▼▼▼

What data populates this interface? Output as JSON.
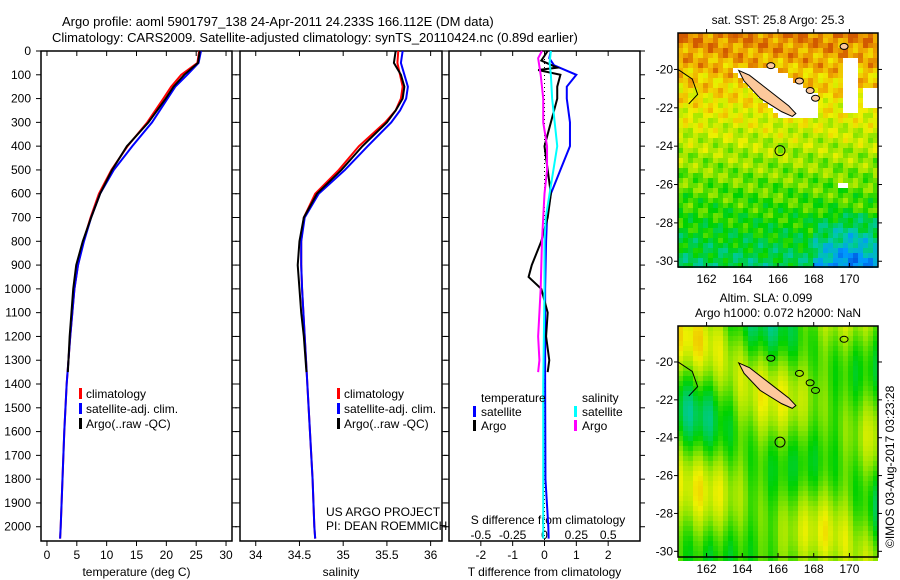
{
  "title_line1": "Argo profile: aoml 5901797_138 24-Apr-2011 24.233S 166.112E (DM data)",
  "title_line2": "Climatology: CARS2009. Satellite-adjusted climatology: synTS_20110424.nc (0.89d earlier)",
  "credit": "US ARGO PROJECT",
  "pi": "PI: DEAN ROEMMICH",
  "copyright": "©IMOS 03-Aug-2017 03:23:28",
  "colors": {
    "clim": "#ff0000",
    "sat": "#0000ff",
    "argo": "#000000",
    "sal_sat": "#00ffff",
    "sal_argo": "#ff00ff"
  },
  "chart_data": [
    {
      "type": "line",
      "name": "temperature-profile",
      "xlabel": "temperature (deg C)",
      "ylabel": "depth",
      "xlim": [
        -1,
        31
      ],
      "ylim": [
        2060,
        0
      ],
      "xticks": [
        0,
        5,
        10,
        15,
        20,
        25,
        30
      ],
      "yticks": [
        0,
        100,
        200,
        300,
        400,
        500,
        600,
        700,
        800,
        900,
        1000,
        1100,
        1200,
        1300,
        1400,
        1500,
        1600,
        1700,
        1800,
        1900,
        2000
      ],
      "legend": [
        "climatology",
        "satellite-adj. clim.",
        "Argo(..raw -QC)"
      ],
      "series": [
        {
          "name": "climatology",
          "color": "clim",
          "depth": [
            0,
            50,
            100,
            150,
            200,
            300,
            400,
            500,
            600,
            700,
            800,
            900,
            1000,
            1200,
            1400,
            1600,
            1800,
            2000,
            2050
          ],
          "values": [
            25.5,
            25.2,
            22.5,
            20.8,
            19.5,
            16.8,
            13.5,
            10.8,
            8.7,
            7.3,
            6.1,
            5.2,
            4.6,
            3.9,
            3.3,
            2.9,
            2.6,
            2.3,
            2.2
          ]
        },
        {
          "name": "satellite-adj. clim.",
          "color": "sat",
          "depth": [
            0,
            50,
            100,
            150,
            200,
            300,
            400,
            500,
            600,
            700,
            800,
            900,
            1000,
            1200,
            1400,
            1600,
            1800,
            2000,
            2050
          ],
          "values": [
            25.8,
            25.4,
            23.5,
            21.5,
            20.2,
            17.6,
            14.3,
            11.2,
            8.9,
            7.4,
            6.2,
            5.2,
            4.6,
            3.9,
            3.3,
            2.9,
            2.6,
            2.3,
            2.2
          ]
        },
        {
          "name": "Argo(..raw -QC)",
          "color": "argo",
          "depth": [
            0,
            50,
            100,
            150,
            200,
            300,
            400,
            500,
            600,
            700,
            800,
            900,
            1000,
            1100,
            1200,
            1350
          ],
          "values": [
            25.6,
            25.3,
            23.0,
            21.2,
            19.9,
            17.0,
            13.4,
            10.9,
            8.9,
            7.4,
            6.0,
            4.9,
            4.4,
            4.1,
            3.8,
            3.5
          ]
        }
      ]
    },
    {
      "type": "line",
      "name": "salinity-profile",
      "xlabel": "salinity",
      "xlim": [
        33.82,
        36.13
      ],
      "ylim": [
        2060,
        0
      ],
      "xticks": [
        34,
        34.5,
        35,
        35.5,
        36
      ],
      "legend": [
        "climatology",
        "satellite-adj. clim.",
        "Argo(..raw -QC)"
      ],
      "series": [
        {
          "name": "climatology",
          "color": "clim",
          "depth": [
            0,
            50,
            100,
            150,
            200,
            250,
            300,
            400,
            500,
            600,
            700,
            800,
            900,
            1000,
            1200,
            1400,
            1600,
            1800,
            2000,
            2050
          ],
          "values": [
            35.63,
            35.62,
            35.65,
            35.68,
            35.66,
            35.6,
            35.48,
            35.18,
            34.95,
            34.68,
            34.55,
            34.52,
            34.52,
            34.53,
            34.56,
            34.59,
            34.62,
            34.65,
            34.67,
            34.68
          ]
        },
        {
          "name": "satellite-adj. clim.",
          "color": "sat",
          "depth": [
            0,
            50,
            100,
            150,
            200,
            250,
            300,
            400,
            500,
            600,
            700,
            800,
            900,
            1000,
            1200,
            1400,
            1600,
            1800,
            2000,
            2050
          ],
          "values": [
            35.68,
            35.66,
            35.7,
            35.74,
            35.72,
            35.65,
            35.55,
            35.28,
            35.02,
            34.72,
            34.56,
            34.52,
            34.52,
            34.53,
            34.56,
            34.59,
            34.62,
            34.65,
            34.67,
            34.68
          ]
        },
        {
          "name": "Argo(..raw -QC)",
          "color": "argo",
          "depth": [
            0,
            50,
            100,
            150,
            200,
            250,
            300,
            400,
            500,
            600,
            700,
            800,
            900,
            1000,
            1100,
            1200,
            1350
          ],
          "values": [
            35.6,
            35.58,
            35.66,
            35.7,
            35.68,
            35.6,
            35.5,
            35.22,
            34.98,
            34.7,
            34.55,
            34.5,
            34.48,
            34.5,
            34.52,
            34.55,
            34.58
          ]
        }
      ]
    },
    {
      "type": "line",
      "name": "difference-profile",
      "xlabel": "T difference from climatology",
      "xlabel_top": "S difference from climatology",
      "xlim": [
        -3,
        3
      ],
      "ylim": [
        2060,
        0
      ],
      "xticks": [
        -2,
        -1,
        0,
        1,
        2
      ],
      "xticks_s": [
        "-0.5",
        "-0.25",
        "0",
        "0.25",
        "0.5"
      ],
      "legend_titles": [
        "temperature",
        "salinity"
      ],
      "legend": [
        "satellite",
        "Argo",
        "satellite",
        "Argo"
      ],
      "series": [
        {
          "name": "T satellite",
          "color": "sat",
          "depth": [
            0,
            30,
            60,
            100,
            150,
            200,
            300,
            400,
            500,
            600,
            700,
            800,
            1000,
            1400,
            1800,
            2000,
            2050
          ],
          "values": [
            0.2,
            0.15,
            0.3,
            1.0,
            0.7,
            0.7,
            0.8,
            0.8,
            0.5,
            0.2,
            0.08,
            0.05,
            0.02,
            0.02,
            0.03,
            0.12,
            0.13
          ]
        },
        {
          "name": "T Argo",
          "color": "argo",
          "depth": [
            0,
            40,
            70,
            80,
            100,
            150,
            200,
            300,
            400,
            500,
            600,
            700,
            800,
            900,
            950,
            1000,
            1100,
            1200,
            1300,
            1350
          ],
          "values": [
            0.1,
            -0.1,
            0.4,
            -0.2,
            0.5,
            0.4,
            0.4,
            0.2,
            0.0,
            0.1,
            0.2,
            0.1,
            -0.1,
            -0.4,
            -0.5,
            -0.1,
            0.1,
            0.05,
            0.15,
            0.1
          ]
        },
        {
          "name": "S satellite",
          "color": "sal_sat",
          "depth": [
            0,
            50,
            100,
            200,
            300,
            400,
            500,
            600,
            700,
            800,
            1000,
            1400,
            1800,
            2050
          ],
          "values": [
            0.05,
            0.04,
            0.05,
            0.06,
            0.08,
            0.1,
            0.07,
            0.04,
            0.01,
            0.0,
            0.0,
            -0.01,
            -0.01,
            -0.01
          ]
        },
        {
          "name": "S Argo",
          "color": "sal_argo",
          "depth": [
            0,
            30,
            100,
            200,
            300,
            400,
            500,
            600,
            700,
            800,
            1000,
            1100,
            1200,
            1300,
            1350
          ],
          "values": [
            -0.02,
            -0.05,
            -0.03,
            -0.01,
            -0.01,
            0.02,
            0.02,
            0.0,
            -0.01,
            -0.02,
            -0.03,
            -0.04,
            -0.05,
            -0.04,
            -0.05
          ]
        }
      ]
    },
    {
      "type": "heatmap",
      "name": "sst-map",
      "title": "sat. SST: 25.8 Argo: 25.3",
      "xticks": [
        162,
        164,
        166,
        168,
        170
      ],
      "yticks": [
        -20,
        -22,
        -24,
        -26,
        -28,
        -30
      ],
      "ytick_labels": [
        "-20",
        "-22",
        "-24",
        "-26",
        "-28",
        "-30"
      ],
      "xlim": [
        160.4,
        171.6
      ],
      "ylim": [
        -30.3,
        -18.1
      ],
      "float_position": [
        166.112,
        -24.233
      ]
    },
    {
      "type": "heatmap",
      "name": "sla-map",
      "title": "Altim. SLA: 0.099",
      "subtitle": "Argo h1000: 0.072 h2000: NaN",
      "xticks": [
        162,
        164,
        166,
        168,
        170
      ],
      "yticks": [
        -20,
        -22,
        -24,
        -26,
        -28,
        -30
      ],
      "ytick_labels": [
        "-20",
        "-22",
        "-24",
        "-26",
        "-28",
        "-30"
      ],
      "xlim": [
        160.4,
        171.6
      ],
      "ylim": [
        -30.3,
        -18.1
      ],
      "float_position": [
        166.112,
        -24.233
      ]
    }
  ]
}
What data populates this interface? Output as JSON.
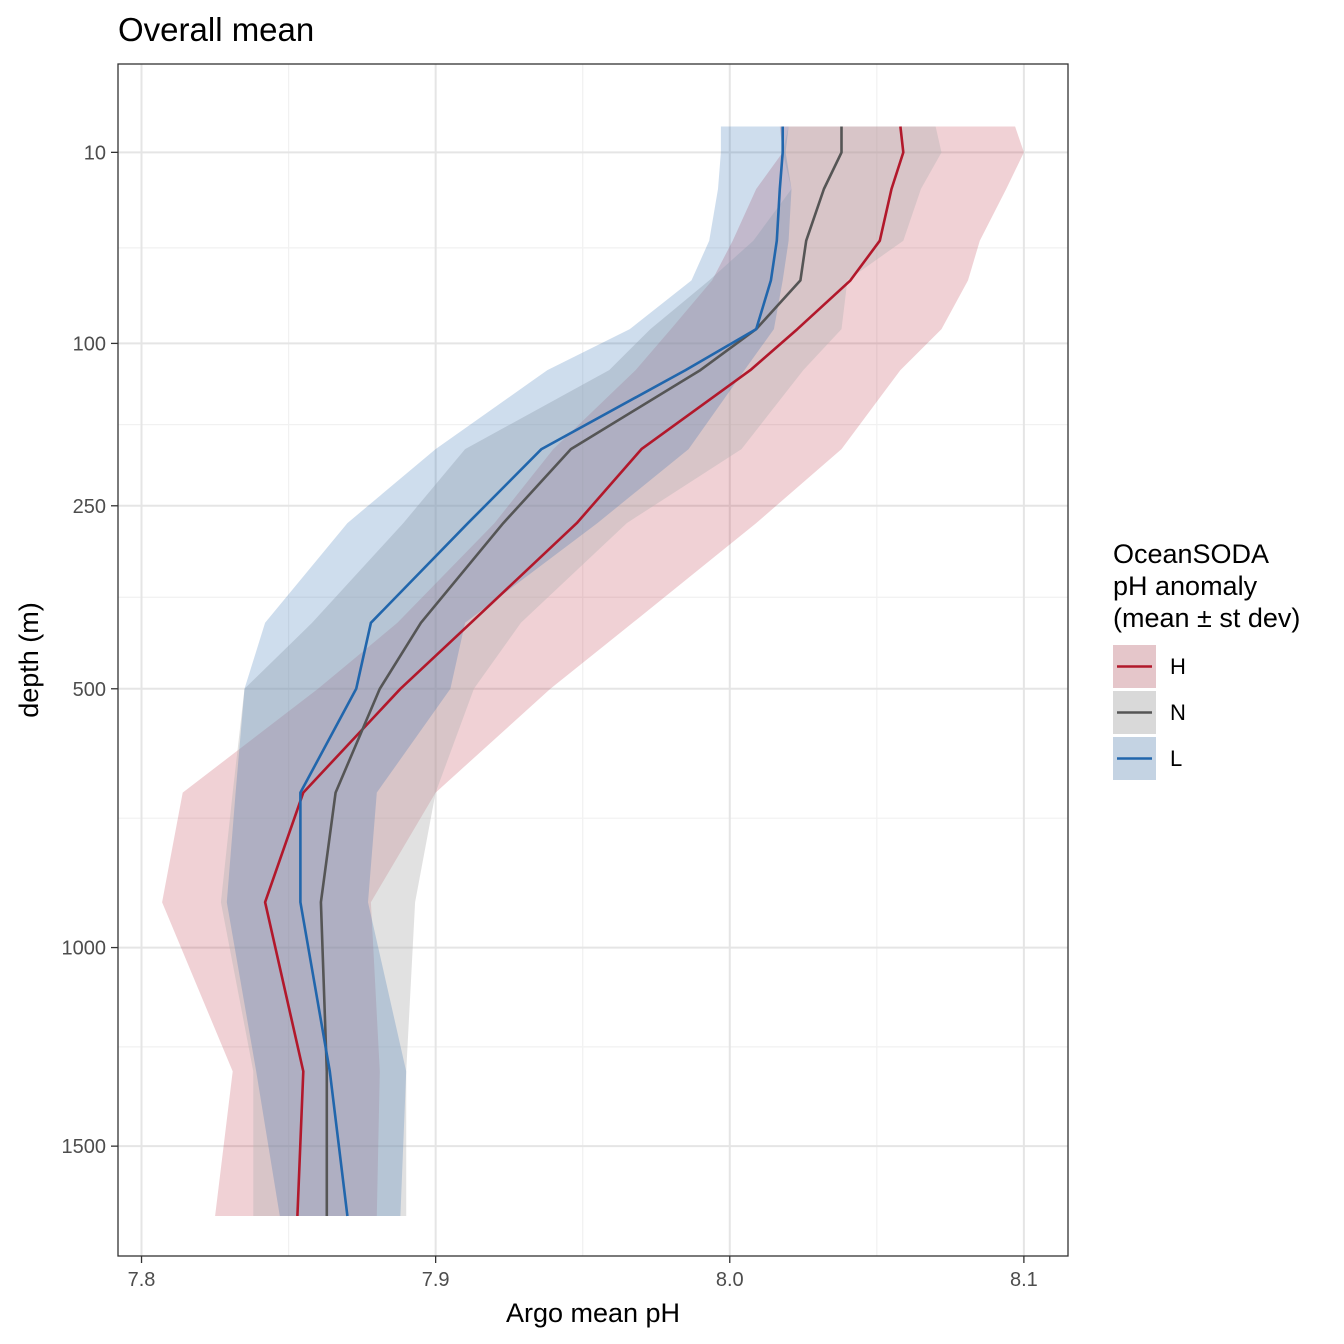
{
  "chart_data": {
    "type": "line",
    "title": "Overall mean",
    "xlabel": "Argo mean pH",
    "ylabel": "depth (m)",
    "xlim": [
      7.792,
      8.115
    ],
    "x_ticks": [
      7.8,
      7.9,
      8.0,
      8.1
    ],
    "x_tick_labels": [
      "7.8",
      "7.9",
      "8.0",
      "8.1"
    ],
    "y_scale": "sqrt",
    "y_reversed": true,
    "ylim": [
      0,
      1820
    ],
    "y_ticks": [
      10,
      100,
      250,
      500,
      1000,
      1500
    ],
    "y_tick_labels": [
      "10",
      "100",
      "250",
      "500",
      "1000",
      "1500"
    ],
    "grid": true,
    "legend": {
      "title_lines": [
        "OceanSODA",
        "pH anomaly",
        "(mean ± st dev)"
      ],
      "position": "right"
    },
    "series": [
      {
        "name": "H",
        "color": "#b2182b",
        "fill": "#b2182b",
        "depth": [
          5,
          10,
          20,
          40,
          60,
          90,
          120,
          190,
          270,
          400,
          500,
          680,
          900,
          1300,
          1700
        ],
        "mean": [
          8.058,
          8.059,
          8.055,
          8.051,
          8.041,
          8.023,
          8.007,
          7.97,
          7.948,
          7.912,
          7.888,
          7.855,
          7.842,
          7.855,
          7.853
        ],
        "low": [
          8.017,
          8.018,
          8.009,
          8.001,
          7.994,
          7.98,
          7.968,
          7.94,
          7.92,
          7.887,
          7.86,
          7.814,
          7.807,
          7.831,
          7.825
        ],
        "high": [
          8.097,
          8.1,
          8.094,
          8.085,
          8.081,
          8.072,
          8.058,
          8.038,
          8.009,
          7.967,
          7.939,
          7.9,
          7.878,
          7.881,
          7.88
        ]
      },
      {
        "name": "N",
        "color": "#555555",
        "fill": "#b3b3b3",
        "depth": [
          5,
          10,
          20,
          40,
          60,
          90,
          120,
          190,
          270,
          400,
          500,
          680,
          900,
          1300,
          1700
        ],
        "mean": [
          8.038,
          8.038,
          8.032,
          8.026,
          8.024,
          8.009,
          7.99,
          7.946,
          7.923,
          7.895,
          7.881,
          7.866,
          7.861,
          7.863,
          7.863
        ],
        "low": [
          8.02,
          8.018,
          8.021,
          8.008,
          7.993,
          7.973,
          7.959,
          7.91,
          7.889,
          7.858,
          7.835,
          7.831,
          7.827,
          7.838,
          7.838
        ],
        "high": [
          8.07,
          8.072,
          8.065,
          8.059,
          8.04,
          8.038,
          8.025,
          8.004,
          7.965,
          7.929,
          7.913,
          7.9,
          7.893,
          7.89,
          7.89
        ]
      },
      {
        "name": "L",
        "color": "#2166ac",
        "fill": "#2166ac",
        "depth": [
          5,
          10,
          20,
          40,
          60,
          90,
          120,
          190,
          270,
          400,
          500,
          680,
          900,
          1300,
          1700
        ],
        "mean": [
          8.018,
          8.018,
          8.017,
          8.016,
          8.014,
          8.009,
          7.985,
          7.936,
          7.911,
          7.878,
          7.873,
          7.854,
          7.854,
          7.864,
          7.87
        ],
        "low": [
          7.997,
          7.997,
          7.996,
          7.993,
          7.987,
          7.966,
          7.938,
          7.9,
          7.87,
          7.842,
          7.835,
          7.832,
          7.829,
          7.839,
          7.847
        ],
        "high": [
          8.02,
          8.019,
          8.021,
          8.02,
          8.018,
          8.015,
          8.005,
          7.986,
          7.955,
          7.91,
          7.905,
          7.88,
          7.877,
          7.89,
          7.888
        ]
      }
    ]
  }
}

▲▲▲

**Objective**
Tell how many lines above contain the word "profile". Give the number alone.

**The result**
4